START Dataset records
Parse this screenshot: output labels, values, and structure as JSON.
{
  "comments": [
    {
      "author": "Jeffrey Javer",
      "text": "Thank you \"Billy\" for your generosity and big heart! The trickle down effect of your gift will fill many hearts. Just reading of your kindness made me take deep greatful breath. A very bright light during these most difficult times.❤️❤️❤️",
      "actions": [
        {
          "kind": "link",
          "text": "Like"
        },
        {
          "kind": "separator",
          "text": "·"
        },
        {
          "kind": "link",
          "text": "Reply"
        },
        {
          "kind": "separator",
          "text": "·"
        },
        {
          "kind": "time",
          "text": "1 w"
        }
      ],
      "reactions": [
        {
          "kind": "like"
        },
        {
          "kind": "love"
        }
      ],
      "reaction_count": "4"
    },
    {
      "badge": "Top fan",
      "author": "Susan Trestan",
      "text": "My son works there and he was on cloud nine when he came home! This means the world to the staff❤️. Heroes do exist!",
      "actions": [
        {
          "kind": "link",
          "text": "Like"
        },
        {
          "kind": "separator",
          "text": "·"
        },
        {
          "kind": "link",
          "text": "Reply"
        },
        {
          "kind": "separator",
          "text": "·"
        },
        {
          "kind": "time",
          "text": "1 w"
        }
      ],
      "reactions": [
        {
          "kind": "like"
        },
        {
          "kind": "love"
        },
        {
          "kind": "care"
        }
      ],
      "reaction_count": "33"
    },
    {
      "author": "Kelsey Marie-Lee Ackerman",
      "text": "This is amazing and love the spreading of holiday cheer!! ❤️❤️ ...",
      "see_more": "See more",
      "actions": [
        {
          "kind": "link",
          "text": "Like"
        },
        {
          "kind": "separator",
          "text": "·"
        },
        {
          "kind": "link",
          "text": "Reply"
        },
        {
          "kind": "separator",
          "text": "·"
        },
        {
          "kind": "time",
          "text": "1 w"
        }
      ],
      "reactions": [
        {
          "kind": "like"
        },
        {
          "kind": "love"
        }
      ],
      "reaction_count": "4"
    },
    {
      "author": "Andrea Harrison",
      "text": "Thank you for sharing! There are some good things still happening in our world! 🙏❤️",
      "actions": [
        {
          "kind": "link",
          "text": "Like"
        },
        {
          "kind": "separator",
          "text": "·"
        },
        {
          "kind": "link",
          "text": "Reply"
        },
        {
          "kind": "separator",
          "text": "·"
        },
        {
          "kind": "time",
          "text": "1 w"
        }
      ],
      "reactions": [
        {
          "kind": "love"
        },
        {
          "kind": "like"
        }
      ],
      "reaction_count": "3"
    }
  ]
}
END Dataset records
> **Work instructions**
A line counts if it holds the word "author". How many lines of the entries count? Give the number only.

> **Final result**
4